• _Exercise aim_
In the listing below, take everything from the line containing "bar [1055, 376, 1066, 404]" down to the line containing "x-tick-label: Giu-2017 [900, 506, 916, 573]" and write those lines out again, replacing "x-tick-label" with "x-axis-label" and changing nothing else.

=== Source data ===

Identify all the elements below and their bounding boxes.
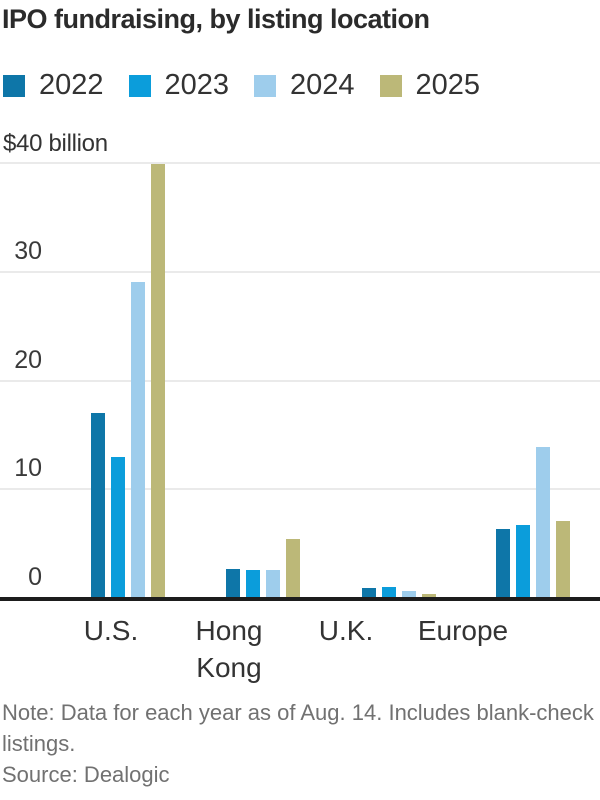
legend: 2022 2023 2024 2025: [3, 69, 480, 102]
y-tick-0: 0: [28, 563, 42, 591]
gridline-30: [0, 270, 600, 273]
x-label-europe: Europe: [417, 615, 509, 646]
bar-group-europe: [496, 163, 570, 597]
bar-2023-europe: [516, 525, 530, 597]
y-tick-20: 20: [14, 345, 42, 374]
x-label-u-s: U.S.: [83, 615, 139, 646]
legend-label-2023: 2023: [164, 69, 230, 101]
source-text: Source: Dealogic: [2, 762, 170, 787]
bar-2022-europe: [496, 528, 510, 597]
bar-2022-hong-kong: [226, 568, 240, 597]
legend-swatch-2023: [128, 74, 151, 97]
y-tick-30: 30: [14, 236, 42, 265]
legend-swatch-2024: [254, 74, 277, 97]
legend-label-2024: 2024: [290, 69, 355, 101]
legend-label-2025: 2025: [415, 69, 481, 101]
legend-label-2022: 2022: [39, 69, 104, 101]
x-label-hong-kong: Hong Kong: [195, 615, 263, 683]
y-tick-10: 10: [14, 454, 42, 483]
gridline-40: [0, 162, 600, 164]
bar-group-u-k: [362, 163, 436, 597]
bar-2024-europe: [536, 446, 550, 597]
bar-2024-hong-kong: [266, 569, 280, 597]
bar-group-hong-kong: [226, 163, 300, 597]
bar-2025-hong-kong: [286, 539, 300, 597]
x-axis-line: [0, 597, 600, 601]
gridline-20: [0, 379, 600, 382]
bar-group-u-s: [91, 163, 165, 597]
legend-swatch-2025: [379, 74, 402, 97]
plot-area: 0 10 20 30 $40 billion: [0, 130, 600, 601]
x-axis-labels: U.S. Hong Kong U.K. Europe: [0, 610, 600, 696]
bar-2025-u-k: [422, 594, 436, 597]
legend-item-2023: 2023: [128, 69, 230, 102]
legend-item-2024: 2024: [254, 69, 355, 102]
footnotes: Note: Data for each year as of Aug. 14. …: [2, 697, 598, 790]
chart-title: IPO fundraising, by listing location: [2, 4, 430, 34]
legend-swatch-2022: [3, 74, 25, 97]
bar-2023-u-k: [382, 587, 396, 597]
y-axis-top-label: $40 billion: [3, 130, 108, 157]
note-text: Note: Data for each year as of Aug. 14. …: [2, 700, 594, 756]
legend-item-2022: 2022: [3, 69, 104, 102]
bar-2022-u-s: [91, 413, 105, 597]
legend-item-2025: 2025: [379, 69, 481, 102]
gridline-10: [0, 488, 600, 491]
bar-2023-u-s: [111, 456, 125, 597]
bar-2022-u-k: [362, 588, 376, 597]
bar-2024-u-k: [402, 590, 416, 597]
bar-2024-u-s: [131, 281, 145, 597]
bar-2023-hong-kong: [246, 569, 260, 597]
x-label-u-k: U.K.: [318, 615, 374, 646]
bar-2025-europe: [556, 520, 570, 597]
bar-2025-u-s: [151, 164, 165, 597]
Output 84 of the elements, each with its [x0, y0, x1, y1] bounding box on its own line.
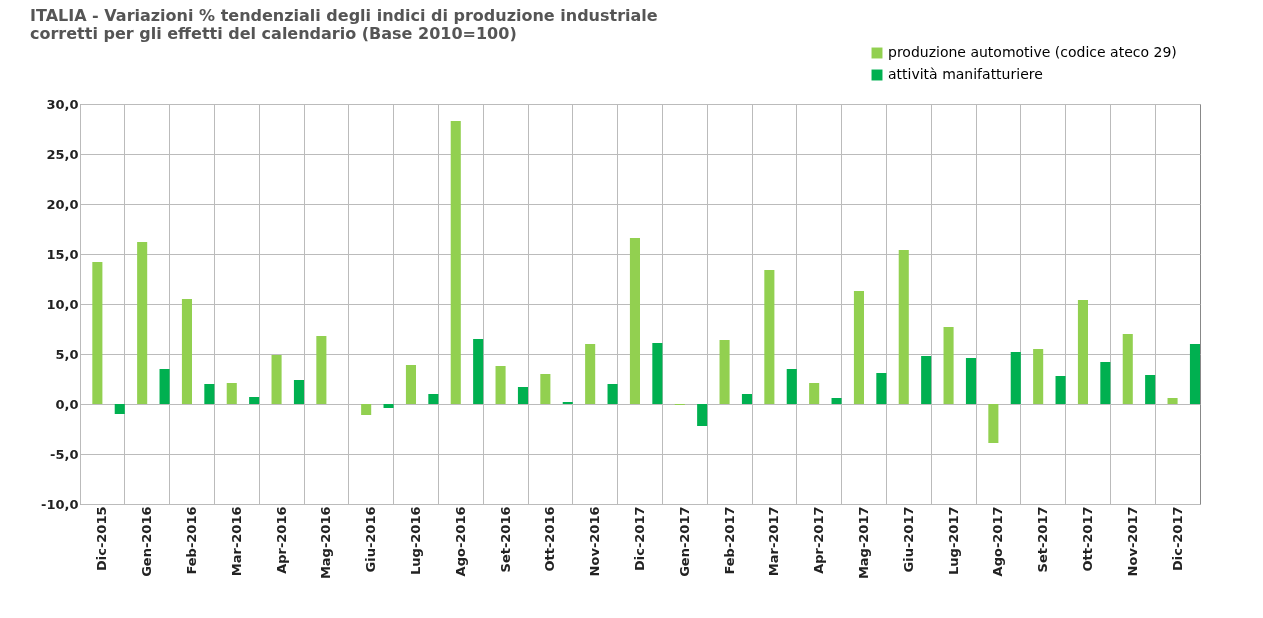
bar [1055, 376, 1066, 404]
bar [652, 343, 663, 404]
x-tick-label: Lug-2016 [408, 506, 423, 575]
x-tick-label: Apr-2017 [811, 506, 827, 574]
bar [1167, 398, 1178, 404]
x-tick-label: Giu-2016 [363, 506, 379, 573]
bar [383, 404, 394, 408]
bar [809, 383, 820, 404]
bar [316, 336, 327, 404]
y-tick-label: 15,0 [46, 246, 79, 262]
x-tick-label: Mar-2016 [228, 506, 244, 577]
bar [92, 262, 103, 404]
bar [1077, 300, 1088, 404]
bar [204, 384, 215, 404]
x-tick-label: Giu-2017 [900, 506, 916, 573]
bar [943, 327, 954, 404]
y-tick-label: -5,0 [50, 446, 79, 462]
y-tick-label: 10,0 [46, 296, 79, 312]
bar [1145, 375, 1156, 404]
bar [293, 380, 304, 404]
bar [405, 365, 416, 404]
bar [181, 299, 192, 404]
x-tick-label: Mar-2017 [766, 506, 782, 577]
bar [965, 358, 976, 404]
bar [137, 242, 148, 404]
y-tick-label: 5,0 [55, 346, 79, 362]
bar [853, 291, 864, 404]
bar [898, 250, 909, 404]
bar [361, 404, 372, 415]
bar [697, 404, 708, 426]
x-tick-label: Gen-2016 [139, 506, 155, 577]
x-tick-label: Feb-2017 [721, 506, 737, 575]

===

• _Solution to this task_
bar [1055, 376, 1066, 404]
bar [652, 343, 663, 404]
x-axis-label: Lug-2016 [408, 506, 423, 575]
x-axis-label: Apr-2017 [811, 506, 827, 574]
bar [1167, 398, 1178, 404]
x-axis-label: Giu-2016 [363, 506, 379, 573]
bar [383, 404, 394, 408]
bar [809, 383, 820, 404]
bar [316, 336, 327, 404]
y-tick-label: 15,0 [46, 246, 79, 262]
x-axis-label: Mar-2016 [228, 506, 244, 577]
bar [92, 262, 103, 404]
bar [1077, 300, 1088, 404]
bar [204, 384, 215, 404]
x-axis-label: Giu-2017 [900, 506, 916, 573]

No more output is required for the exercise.